◆ Task brief
Check each line of the entries below for the string "data"; copy every line where it appears.

◆ Supplied entries
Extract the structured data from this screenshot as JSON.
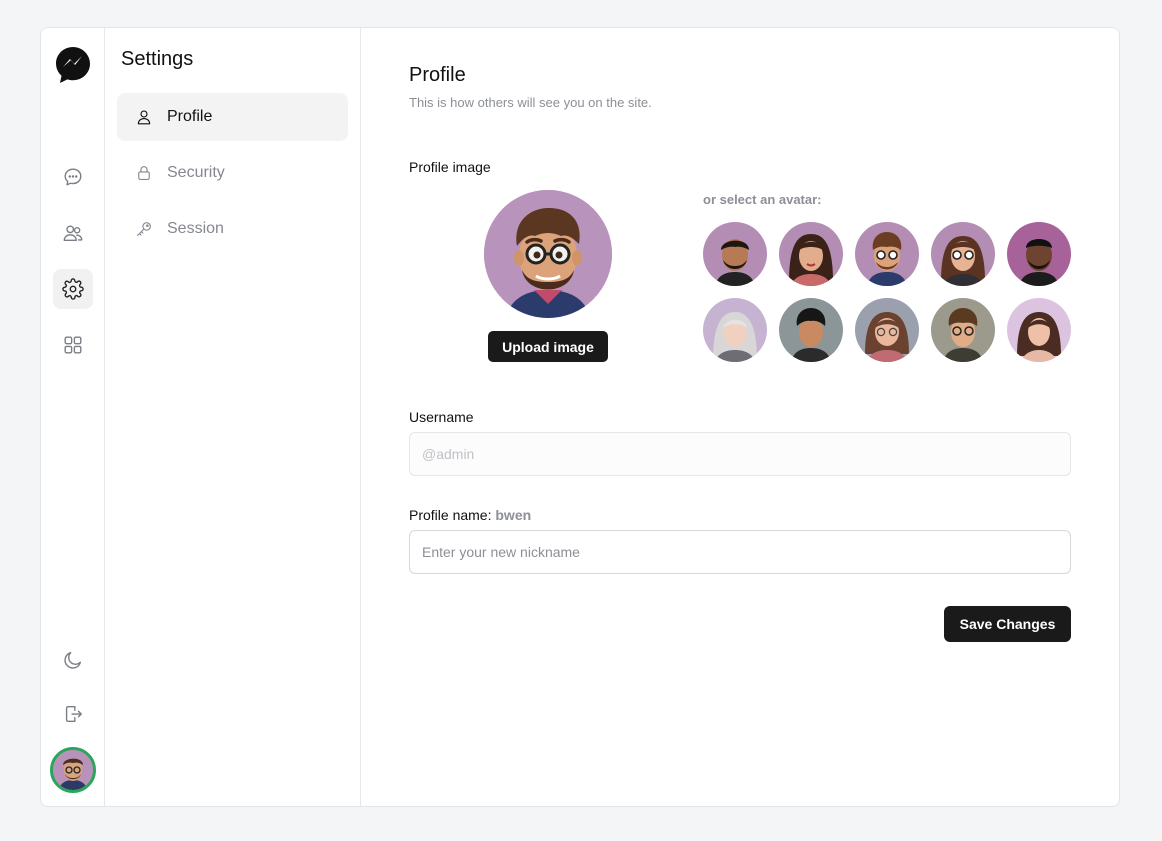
{
  "settings": {
    "title": "Settings",
    "nav": [
      {
        "label": "Profile",
        "icon": "user-icon",
        "active": true
      },
      {
        "label": "Security",
        "icon": "lock-icon",
        "active": false
      },
      {
        "label": "Session",
        "icon": "key-icon",
        "active": false
      }
    ]
  },
  "rail": {
    "items": [
      "chat-icon",
      "users-icon",
      "gear-icon",
      "apps-grid-icon"
    ],
    "active": "gear-icon",
    "bottom": [
      "moon-icon",
      "logout-icon"
    ]
  },
  "profile": {
    "title": "Profile",
    "subtitle": "This is how others will see you on the site.",
    "image_label": "Profile image",
    "upload_label": "Upload image",
    "avatar_hint": "or select an avatar:",
    "username_label": "Username",
    "username_placeholder": "@admin",
    "profile_name_label": "Profile name:",
    "profile_name_current": "bwen",
    "nickname_placeholder": "Enter your new nickname",
    "save_label": "Save Changes"
  },
  "colors": {
    "accent": "#1a1a1a",
    "avatar_bg": "#b893bb",
    "online_ring": "#2aa65a"
  }
}
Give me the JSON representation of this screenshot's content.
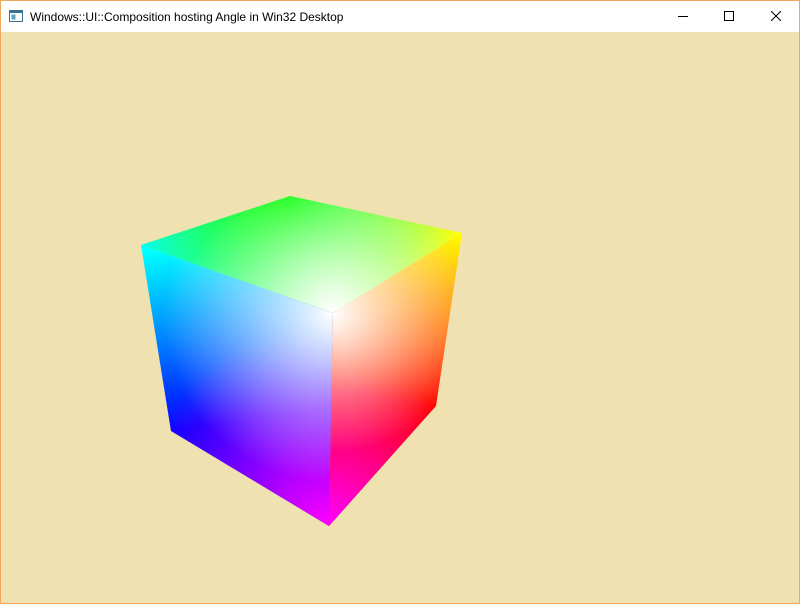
{
  "window": {
    "title": "Windows::UI::Composition hosting Angle in Win32 Desktop",
    "app_icon": "app-window-icon",
    "controls": {
      "minimize_icon": "minimize-icon",
      "maximize_icon": "maximize-icon",
      "close_icon": "close-icon"
    }
  },
  "colors": {
    "background": "#efe1b0",
    "border": "#f0a65c",
    "titlebar": "#ffffff"
  },
  "scene": {
    "object": "rgb-color-cube"
  }
}
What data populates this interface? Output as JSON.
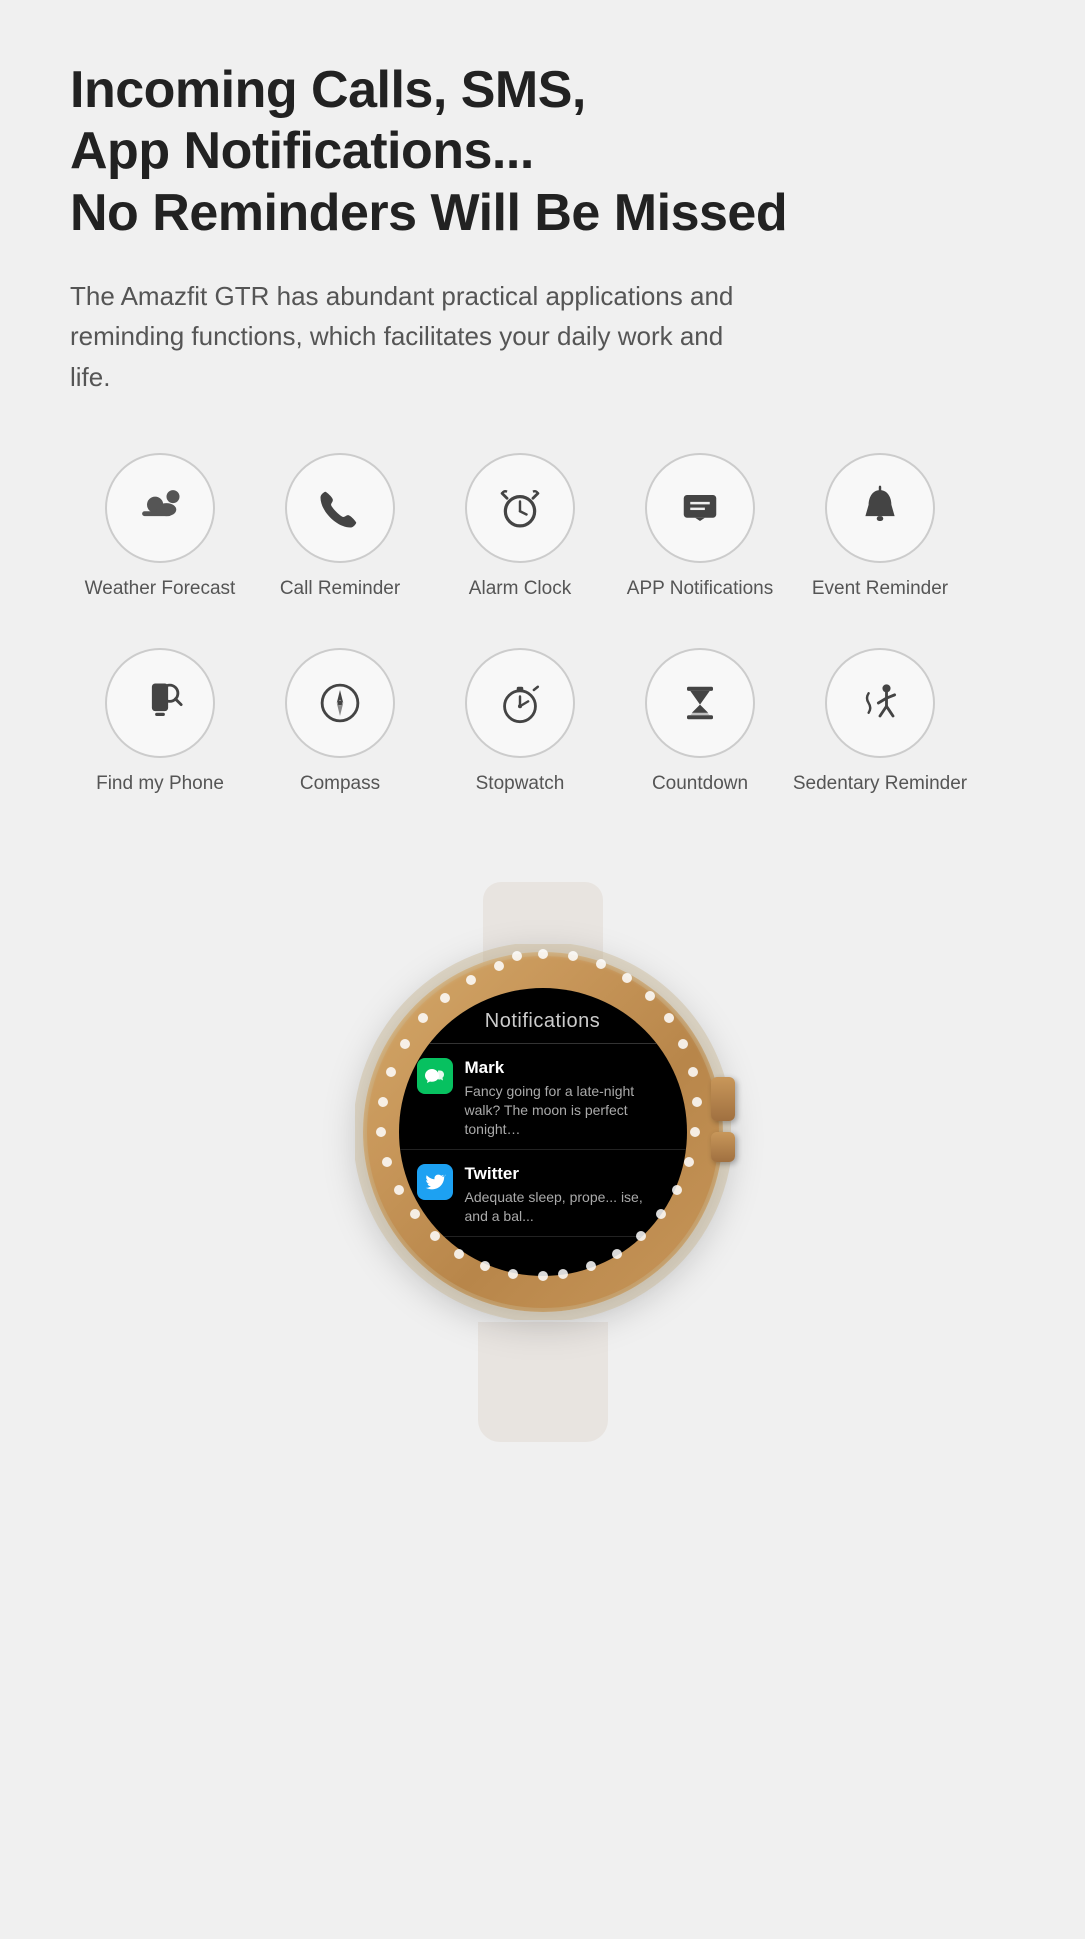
{
  "headline": {
    "line1": "Incoming Calls, SMS,",
    "line2": "App Notifications...",
    "line3": "No Reminders Will Be Missed"
  },
  "subtext": "The Amazfit GTR has abundant practical applications and reminding functions, which facilitates your daily work and life.",
  "icons_row1": [
    {
      "id": "weather-forecast",
      "label": "Weather Forecast"
    },
    {
      "id": "call-reminder",
      "label": "Call Reminder"
    },
    {
      "id": "alarm-clock",
      "label": "Alarm Clock"
    },
    {
      "id": "app-notifications",
      "label": "APP Notifications"
    },
    {
      "id": "event-reminder",
      "label": "Event Reminder"
    }
  ],
  "icons_row2": [
    {
      "id": "find-my-phone",
      "label": "Find my Phone"
    },
    {
      "id": "compass",
      "label": "Compass"
    },
    {
      "id": "stopwatch",
      "label": "Stopwatch"
    },
    {
      "id": "countdown",
      "label": "Countdown"
    },
    {
      "id": "sedentary-reminder",
      "label": "Sedentary Reminder"
    }
  ],
  "watch": {
    "screen_title": "Notifications",
    "notifications": [
      {
        "app": "WeChat",
        "sender": "Mark",
        "message": "Fancy going for a late-night walk? The moon is perfect tonight…"
      },
      {
        "app": "Twitter",
        "sender": "Twitter",
        "message": "Adequate sleep, prope... ise, and a bal..."
      }
    ]
  }
}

◆ Exercise output
Extract the structured data from this screenshot as JSON.
What data populates this interface? Output as JSON.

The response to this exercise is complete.